The REIT sector is expected to deliver core earnings growth of 8.3% in 2024 and 9.8% in 2025 as compared to 4.9% in 2023, the research house said in note on Thursday.

“We continue to like M-REITs (Malaysian) that are invested in the industrial segment for their resilient earnings due to longterm tenancies, with rental reversion outlook remaining strong,” Maybank IB said.

REITs with matured retail assets located in prime locations could sustain their high occupancy rates and allow for positive rental reversions, Maybank IB said. It has a top “buy” pick on Axis REIT (KL:AXREIT).

Moreover, the spread between the REIT sector’s forward dividend yield and the 10-year Malaysian Government Securities (MGS) yield has been on an upward trend due to better earnings prospects and moderately lower MGS yield.

“The higher yield spread offers a better risk-reward prospect for M-REITs with the sector now trading at 6.0%-12 months forward average net yield and 233 bps (basis points) above the 10-year MGS yield,” it said.

Meanwhile, it noted that most REITs under its coverage still comprise mainly floating rate loans, ranging at 54% on average, which amounted to RM11.5 billion out of a total debt of RM21.2 billion for the sector as at the end of the second quarter of 2024 (2Q2024).

However, the unchanged overnight policy rate (OPR) has provided a temporary respite to the sector after higher financing costs in 2023, said Maybank IB.

Bursa Malaysia’s REIT Index has risen 9.6% as at end-September 2024, driven by the easing of US Federal funds rate and optimism surrounding improved corporate earnings.

Retail sector occupancy rates still below pre-pandemic levels

Shopping complexes in Kuala Lumpur, Selangor, Penang and Johor recorded higher occupancy rates in 2Q2024 compared to a year ago, Maybank IB said, citing the National Property Information Centre (Napic).

“However, the national average occupancy rate of 78.1% was still below pre-pandemic level of 79.2% in 2019. Moving forward, the retail segment continues to face challenges from new supply especially in the Klang Valley,” it said.

Nonetheless, Maybank IB is positive on prime malls such as Suria KLCC, owned by KLCCP Stapled Group (KL:KLCC); Pavilion KL, by Pavilion REIT (KL:PAVREIT); Mid Valley Megamall and The Gardens Mall, under IGB REIT (KL:IGBREIT); Sunway Pyramid Mall Sunway REIT (KL:SUNREIT) as well as Gurney Plaza and Queensbay Mall, under the CapitaLand Malaysia Trust (KL:CLMT).

Meanwhile, shopping malls like 3 Damansara and Sungei Wang Plaza (both owned by CapitaLand) and PavREIT’s DA MEN may face increased competition and potential earnings risks, it added.

#### Excerpted data
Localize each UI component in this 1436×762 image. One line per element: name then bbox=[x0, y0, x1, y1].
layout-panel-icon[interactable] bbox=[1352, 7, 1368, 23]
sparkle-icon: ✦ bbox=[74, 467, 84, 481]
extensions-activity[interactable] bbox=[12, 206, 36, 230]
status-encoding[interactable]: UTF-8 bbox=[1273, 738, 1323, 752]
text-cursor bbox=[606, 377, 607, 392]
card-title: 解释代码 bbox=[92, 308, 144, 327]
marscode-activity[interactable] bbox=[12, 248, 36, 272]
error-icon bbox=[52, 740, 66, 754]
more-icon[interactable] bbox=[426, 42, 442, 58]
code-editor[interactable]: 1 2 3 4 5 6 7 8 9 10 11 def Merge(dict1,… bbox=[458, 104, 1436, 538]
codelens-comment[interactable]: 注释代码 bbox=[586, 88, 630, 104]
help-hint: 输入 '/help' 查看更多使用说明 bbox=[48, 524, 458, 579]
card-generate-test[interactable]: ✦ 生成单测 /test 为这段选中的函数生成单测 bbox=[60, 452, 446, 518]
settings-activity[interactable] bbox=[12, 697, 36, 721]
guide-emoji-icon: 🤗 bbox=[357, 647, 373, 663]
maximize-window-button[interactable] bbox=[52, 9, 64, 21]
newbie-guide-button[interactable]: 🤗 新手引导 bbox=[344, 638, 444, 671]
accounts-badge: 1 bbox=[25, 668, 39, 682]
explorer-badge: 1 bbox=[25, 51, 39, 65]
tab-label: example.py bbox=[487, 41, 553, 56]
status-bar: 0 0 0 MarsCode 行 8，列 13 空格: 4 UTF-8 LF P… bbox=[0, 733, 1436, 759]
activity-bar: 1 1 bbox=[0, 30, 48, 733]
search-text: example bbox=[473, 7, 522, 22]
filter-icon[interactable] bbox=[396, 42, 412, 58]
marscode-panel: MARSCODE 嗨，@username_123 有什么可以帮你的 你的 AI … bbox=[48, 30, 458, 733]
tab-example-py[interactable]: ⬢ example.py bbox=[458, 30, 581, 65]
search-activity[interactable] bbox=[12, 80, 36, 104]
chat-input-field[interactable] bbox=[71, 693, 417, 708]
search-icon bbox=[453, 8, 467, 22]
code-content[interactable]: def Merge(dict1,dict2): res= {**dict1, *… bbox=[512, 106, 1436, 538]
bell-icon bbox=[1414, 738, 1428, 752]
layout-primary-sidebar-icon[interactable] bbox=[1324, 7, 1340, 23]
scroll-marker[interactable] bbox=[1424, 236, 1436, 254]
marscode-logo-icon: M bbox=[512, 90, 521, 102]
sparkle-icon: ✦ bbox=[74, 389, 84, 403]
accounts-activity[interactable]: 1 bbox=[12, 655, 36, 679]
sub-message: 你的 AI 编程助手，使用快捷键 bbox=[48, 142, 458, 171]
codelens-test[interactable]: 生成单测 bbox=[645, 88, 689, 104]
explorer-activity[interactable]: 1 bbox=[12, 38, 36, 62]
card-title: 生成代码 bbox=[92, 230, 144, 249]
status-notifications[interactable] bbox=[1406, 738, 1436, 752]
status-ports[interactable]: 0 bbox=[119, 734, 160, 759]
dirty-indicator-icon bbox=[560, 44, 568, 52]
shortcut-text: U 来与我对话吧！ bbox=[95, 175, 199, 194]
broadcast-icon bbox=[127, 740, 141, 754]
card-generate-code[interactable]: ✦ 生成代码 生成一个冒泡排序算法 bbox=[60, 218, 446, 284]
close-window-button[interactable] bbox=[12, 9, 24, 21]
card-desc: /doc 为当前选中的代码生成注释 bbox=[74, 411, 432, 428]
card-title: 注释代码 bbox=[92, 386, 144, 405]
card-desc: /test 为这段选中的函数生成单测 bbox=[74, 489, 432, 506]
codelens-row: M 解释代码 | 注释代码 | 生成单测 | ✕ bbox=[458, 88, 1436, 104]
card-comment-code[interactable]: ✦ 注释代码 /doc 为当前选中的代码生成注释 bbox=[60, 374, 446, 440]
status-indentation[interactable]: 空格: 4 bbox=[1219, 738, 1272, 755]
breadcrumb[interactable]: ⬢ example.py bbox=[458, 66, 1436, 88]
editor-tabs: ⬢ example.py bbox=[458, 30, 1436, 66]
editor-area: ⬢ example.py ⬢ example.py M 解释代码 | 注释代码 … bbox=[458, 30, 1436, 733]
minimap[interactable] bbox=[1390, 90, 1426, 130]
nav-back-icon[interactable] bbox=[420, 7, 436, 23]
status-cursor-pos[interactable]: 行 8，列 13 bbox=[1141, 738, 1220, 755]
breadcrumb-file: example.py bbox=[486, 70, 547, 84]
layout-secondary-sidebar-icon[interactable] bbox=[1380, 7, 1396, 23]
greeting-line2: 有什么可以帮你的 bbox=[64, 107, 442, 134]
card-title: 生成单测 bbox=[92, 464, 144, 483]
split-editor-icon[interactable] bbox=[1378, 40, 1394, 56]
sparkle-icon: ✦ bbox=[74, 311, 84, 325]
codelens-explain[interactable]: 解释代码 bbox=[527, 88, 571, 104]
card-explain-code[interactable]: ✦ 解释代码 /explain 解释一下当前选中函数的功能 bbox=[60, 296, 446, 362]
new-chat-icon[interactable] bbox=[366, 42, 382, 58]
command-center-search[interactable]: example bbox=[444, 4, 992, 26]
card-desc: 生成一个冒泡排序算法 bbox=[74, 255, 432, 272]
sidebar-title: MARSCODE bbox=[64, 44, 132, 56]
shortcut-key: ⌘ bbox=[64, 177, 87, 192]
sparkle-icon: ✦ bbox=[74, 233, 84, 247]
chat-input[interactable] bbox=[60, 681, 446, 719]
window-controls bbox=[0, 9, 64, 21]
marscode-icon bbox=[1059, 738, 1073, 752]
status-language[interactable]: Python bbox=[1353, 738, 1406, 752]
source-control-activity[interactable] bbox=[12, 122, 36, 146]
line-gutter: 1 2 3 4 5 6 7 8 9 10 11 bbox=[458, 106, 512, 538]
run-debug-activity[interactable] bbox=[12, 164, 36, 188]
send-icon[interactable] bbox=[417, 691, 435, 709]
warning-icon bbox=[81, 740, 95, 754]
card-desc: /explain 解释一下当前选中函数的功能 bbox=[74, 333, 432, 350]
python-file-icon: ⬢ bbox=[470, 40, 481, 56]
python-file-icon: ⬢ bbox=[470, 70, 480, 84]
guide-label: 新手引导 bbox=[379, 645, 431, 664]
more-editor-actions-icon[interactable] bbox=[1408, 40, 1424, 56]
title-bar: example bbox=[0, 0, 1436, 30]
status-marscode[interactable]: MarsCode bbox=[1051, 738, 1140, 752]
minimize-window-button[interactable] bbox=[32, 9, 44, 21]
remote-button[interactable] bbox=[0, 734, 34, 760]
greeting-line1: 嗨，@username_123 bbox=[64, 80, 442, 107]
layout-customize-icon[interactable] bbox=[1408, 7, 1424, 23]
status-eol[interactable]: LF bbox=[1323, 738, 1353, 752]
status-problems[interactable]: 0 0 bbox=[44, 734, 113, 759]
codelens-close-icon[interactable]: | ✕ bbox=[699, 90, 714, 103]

#### Tasks and exercises
1 - Copy out the passage of the REIT article between "Nonetheless, Maybank IB" and "risks, it added.", inclusive.
2 - In the REIT article, which REIT does Maybank IB name as its top "buy" pick?

#### Per-task outputs
1 -
Nonetheless, Maybank IB is positive on prime malls such as Suria KLCC, owned by KLCCP Stapled Group (KL:KLCC); Pavilion KL, by Pavilion REIT (KL:PAVREIT); Mid Valley Megamall and The Gardens Mall, under IGB REIT (KL:IGBREIT); Sunway Pyramid Mall Sunway REIT (KL:SUNREIT) as well as Gurney Plaza and Queensbay Mall, under the CapitaLand Malaysia Trust (KL:CLMT).

Meanwhile, shopping malls like 3 Damansara and Sungei Wang Plaza (both owned by CapitaLand) and PavREIT’s DA MEN may face increased competition and potential earnings risks, it added.

2 - Axis REIT (KL:AXREIT).